# DATA FOR PROCESSING start

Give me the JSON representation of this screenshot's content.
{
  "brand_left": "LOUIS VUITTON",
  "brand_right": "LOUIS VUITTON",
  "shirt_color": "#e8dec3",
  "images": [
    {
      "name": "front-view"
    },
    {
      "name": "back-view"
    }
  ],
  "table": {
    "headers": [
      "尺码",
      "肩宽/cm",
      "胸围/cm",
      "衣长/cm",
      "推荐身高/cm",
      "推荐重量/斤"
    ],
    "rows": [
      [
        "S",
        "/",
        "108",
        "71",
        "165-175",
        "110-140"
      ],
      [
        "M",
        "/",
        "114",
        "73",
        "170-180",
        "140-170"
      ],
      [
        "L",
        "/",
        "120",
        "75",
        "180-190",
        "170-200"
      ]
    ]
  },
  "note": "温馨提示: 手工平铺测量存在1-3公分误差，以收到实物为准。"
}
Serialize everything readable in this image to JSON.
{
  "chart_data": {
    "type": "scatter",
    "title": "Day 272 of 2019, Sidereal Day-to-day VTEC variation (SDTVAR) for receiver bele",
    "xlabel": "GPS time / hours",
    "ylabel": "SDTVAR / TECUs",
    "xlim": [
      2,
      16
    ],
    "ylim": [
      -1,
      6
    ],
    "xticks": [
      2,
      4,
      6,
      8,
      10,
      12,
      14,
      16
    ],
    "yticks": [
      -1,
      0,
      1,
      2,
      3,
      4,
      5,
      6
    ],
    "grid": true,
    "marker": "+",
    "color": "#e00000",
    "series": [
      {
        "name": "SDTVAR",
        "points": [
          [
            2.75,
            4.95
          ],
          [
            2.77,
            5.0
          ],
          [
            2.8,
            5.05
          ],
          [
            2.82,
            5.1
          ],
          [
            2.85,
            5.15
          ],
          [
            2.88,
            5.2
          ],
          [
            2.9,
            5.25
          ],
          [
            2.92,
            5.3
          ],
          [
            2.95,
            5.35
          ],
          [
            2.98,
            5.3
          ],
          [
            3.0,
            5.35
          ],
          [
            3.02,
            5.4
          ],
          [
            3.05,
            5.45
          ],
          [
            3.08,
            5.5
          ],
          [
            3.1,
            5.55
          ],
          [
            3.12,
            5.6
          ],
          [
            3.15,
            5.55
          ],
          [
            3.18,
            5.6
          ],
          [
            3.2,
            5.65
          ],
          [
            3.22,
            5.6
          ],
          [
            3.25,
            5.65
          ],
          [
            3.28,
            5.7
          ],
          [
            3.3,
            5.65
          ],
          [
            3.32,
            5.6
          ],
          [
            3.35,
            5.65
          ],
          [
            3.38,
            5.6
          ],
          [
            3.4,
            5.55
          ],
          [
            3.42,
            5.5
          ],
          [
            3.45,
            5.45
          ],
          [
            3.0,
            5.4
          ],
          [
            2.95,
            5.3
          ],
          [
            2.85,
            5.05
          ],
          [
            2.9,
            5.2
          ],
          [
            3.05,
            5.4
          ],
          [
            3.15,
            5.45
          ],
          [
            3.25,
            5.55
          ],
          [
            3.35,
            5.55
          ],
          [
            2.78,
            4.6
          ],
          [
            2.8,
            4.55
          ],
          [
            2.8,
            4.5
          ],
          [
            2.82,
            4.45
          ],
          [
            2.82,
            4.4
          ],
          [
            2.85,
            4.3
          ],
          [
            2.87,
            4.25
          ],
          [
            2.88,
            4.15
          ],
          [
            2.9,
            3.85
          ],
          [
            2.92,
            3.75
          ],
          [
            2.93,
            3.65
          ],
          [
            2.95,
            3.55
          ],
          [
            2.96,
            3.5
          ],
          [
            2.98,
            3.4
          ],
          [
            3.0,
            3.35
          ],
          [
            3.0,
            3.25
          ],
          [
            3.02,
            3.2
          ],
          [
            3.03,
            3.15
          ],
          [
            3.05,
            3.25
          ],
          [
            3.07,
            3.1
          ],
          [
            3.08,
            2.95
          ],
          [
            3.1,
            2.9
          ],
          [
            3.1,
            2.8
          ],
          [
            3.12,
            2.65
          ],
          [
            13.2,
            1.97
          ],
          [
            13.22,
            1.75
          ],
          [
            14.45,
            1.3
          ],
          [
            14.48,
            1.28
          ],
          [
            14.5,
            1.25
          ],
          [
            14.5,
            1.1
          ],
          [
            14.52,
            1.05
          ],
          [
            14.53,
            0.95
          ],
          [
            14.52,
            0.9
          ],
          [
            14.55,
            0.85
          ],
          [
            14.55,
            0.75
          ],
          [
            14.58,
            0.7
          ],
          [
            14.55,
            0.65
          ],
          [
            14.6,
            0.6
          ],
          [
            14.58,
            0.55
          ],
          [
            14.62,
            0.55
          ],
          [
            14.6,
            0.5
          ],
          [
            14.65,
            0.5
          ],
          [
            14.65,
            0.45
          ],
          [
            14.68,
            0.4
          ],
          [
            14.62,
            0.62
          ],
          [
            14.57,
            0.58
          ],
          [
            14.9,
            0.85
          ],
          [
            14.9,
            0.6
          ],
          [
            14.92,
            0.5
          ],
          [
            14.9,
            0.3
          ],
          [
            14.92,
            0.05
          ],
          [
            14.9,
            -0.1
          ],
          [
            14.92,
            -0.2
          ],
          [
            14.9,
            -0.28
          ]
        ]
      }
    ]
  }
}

# DATA FOR PROCESSING end

→ **TASK DETAILS**
Print the whole listing exactly as it is.

→ **EXERCISE SOLUTION**
Give me the JSON representation of this screenshot's content.
{
  "brand_left": "LOUIS VUITTON",
  "brand_right": "LOUIS VUITTON",
  "shirt_color": "#e8dec3",
  "images": [
    {
      "name": "front-view"
    },
    {
      "name": "back-view"
    }
  ],
  "table": {
    "headers": [
      "尺码",
      "肩宽/cm",
      "胸围/cm",
      "衣长/cm",
      "推荐身高/cm",
      "推荐重量/斤"
    ],
    "rows": [
      [
        "S",
        "/",
        "108",
        "71",
        "165-175",
        "110-140"
      ],
      [
        "M",
        "/",
        "114",
        "73",
        "170-180",
        "140-170"
      ],
      [
        "L",
        "/",
        "120",
        "75",
        "180-190",
        "170-200"
      ]
    ]
  },
  "note": "温馨提示: 手工平铺测量存在1-3公分误差，以收到实物为准。"
}
Serialize everything readable in this image to JSON.
{
  "chart_data": {
    "type": "scatter",
    "title": "Day 272 of 2019, Sidereal Day-to-day VTEC variation (SDTVAR) for receiver bele",
    "xlabel": "GPS time / hours",
    "ylabel": "SDTVAR / TECUs",
    "xlim": [
      2,
      16
    ],
    "ylim": [
      -1,
      6
    ],
    "xticks": [
      2,
      4,
      6,
      8,
      10,
      12,
      14,
      16
    ],
    "yticks": [
      -1,
      0,
      1,
      2,
      3,
      4,
      5,
      6
    ],
    "grid": true,
    "marker": "+",
    "color": "#e00000",
    "series": [
      {
        "name": "SDTVAR",
        "points": [
          [
            2.75,
            4.95
          ],
          [
            2.77,
            5.0
          ],
          [
            2.8,
            5.05
          ],
          [
            2.82,
            5.1
          ],
          [
            2.85,
            5.15
          ],
          [
            2.88,
            5.2
          ],
          [
            2.9,
            5.25
          ],
          [
            2.92,
            5.3
          ],
          [
            2.95,
            5.35
          ],
          [
            2.98,
            5.3
          ],
          [
            3.0,
            5.35
          ],
          [
            3.02,
            5.4
          ],
          [
            3.05,
            5.45
          ],
          [
            3.08,
            5.5
          ],
          [
            3.1,
            5.55
          ],
          [
            3.12,
            5.6
          ],
          [
            3.15,
            5.55
          ],
          [
            3.18,
            5.6
          ],
          [
            3.2,
            5.65
          ],
          [
            3.22,
            5.6
          ],
          [
            3.25,
            5.65
          ],
          [
            3.28,
            5.7
          ],
          [
            3.3,
            5.65
          ],
          [
            3.32,
            5.6
          ],
          [
            3.35,
            5.65
          ],
          [
            3.38,
            5.6
          ],
          [
            3.4,
            5.55
          ],
          [
            3.42,
            5.5
          ],
          [
            3.45,
            5.45
          ],
          [
            3.0,
            5.4
          ],
          [
            2.95,
            5.3
          ],
          [
            2.85,
            5.05
          ],
          [
            2.9,
            5.2
          ],
          [
            3.05,
            5.4
          ],
          [
            3.15,
            5.45
          ],
          [
            3.25,
            5.55
          ],
          [
            3.35,
            5.55
          ],
          [
            2.78,
            4.6
          ],
          [
            2.8,
            4.55
          ],
          [
            2.8,
            4.5
          ],
          [
            2.82,
            4.45
          ],
          [
            2.82,
            4.4
          ],
          [
            2.85,
            4.3
          ],
          [
            2.87,
            4.25
          ],
          [
            2.88,
            4.15
          ],
          [
            2.9,
            3.85
          ],
          [
            2.92,
            3.75
          ],
          [
            2.93,
            3.65
          ],
          [
            2.95,
            3.55
          ],
          [
            2.96,
            3.5
          ],
          [
            2.98,
            3.4
          ],
          [
            3.0,
            3.35
          ],
          [
            3.0,
            3.25
          ],
          [
            3.02,
            3.2
          ],
          [
            3.03,
            3.15
          ],
          [
            3.05,
            3.25
          ],
          [
            3.07,
            3.1
          ],
          [
            3.08,
            2.95
          ],
          [
            3.1,
            2.9
          ],
          [
            3.1,
            2.8
          ],
          [
            3.12,
            2.65
          ],
          [
            13.2,
            1.97
          ],
          [
            13.22,
            1.75
          ],
          [
            14.45,
            1.3
          ],
          [
            14.48,
            1.28
          ],
          [
            14.5,
            1.25
          ],
          [
            14.5,
            1.1
          ],
          [
            14.52,
            1.05
          ],
          [
            14.53,
            0.95
          ],
          [
            14.52,
            0.9
          ],
          [
            14.55,
            0.85
          ],
          [
            14.55,
            0.75
          ],
          [
            14.58,
            0.7
          ],
          [
            14.55,
            0.65
          ],
          [
            14.6,
            0.6
          ],
          [
            14.58,
            0.55
          ],
          [
            14.62,
            0.55
          ],
          [
            14.6,
            0.5
          ],
          [
            14.65,
            0.5
          ],
          [
            14.65,
            0.45
          ],
          [
            14.68,
            0.4
          ],
          [
            14.62,
            0.62
          ],
          [
            14.57,
            0.58
          ],
          [
            14.9,
            0.85
          ],
          [
            14.9,
            0.6
          ],
          [
            14.92,
            0.5
          ],
          [
            14.9,
            0.3
          ],
          [
            14.92,
            0.05
          ],
          [
            14.9,
            -0.1
          ],
          [
            14.92,
            -0.2
          ],
          [
            14.9,
            -0.28
          ]
        ]
      }
    ]
  }
}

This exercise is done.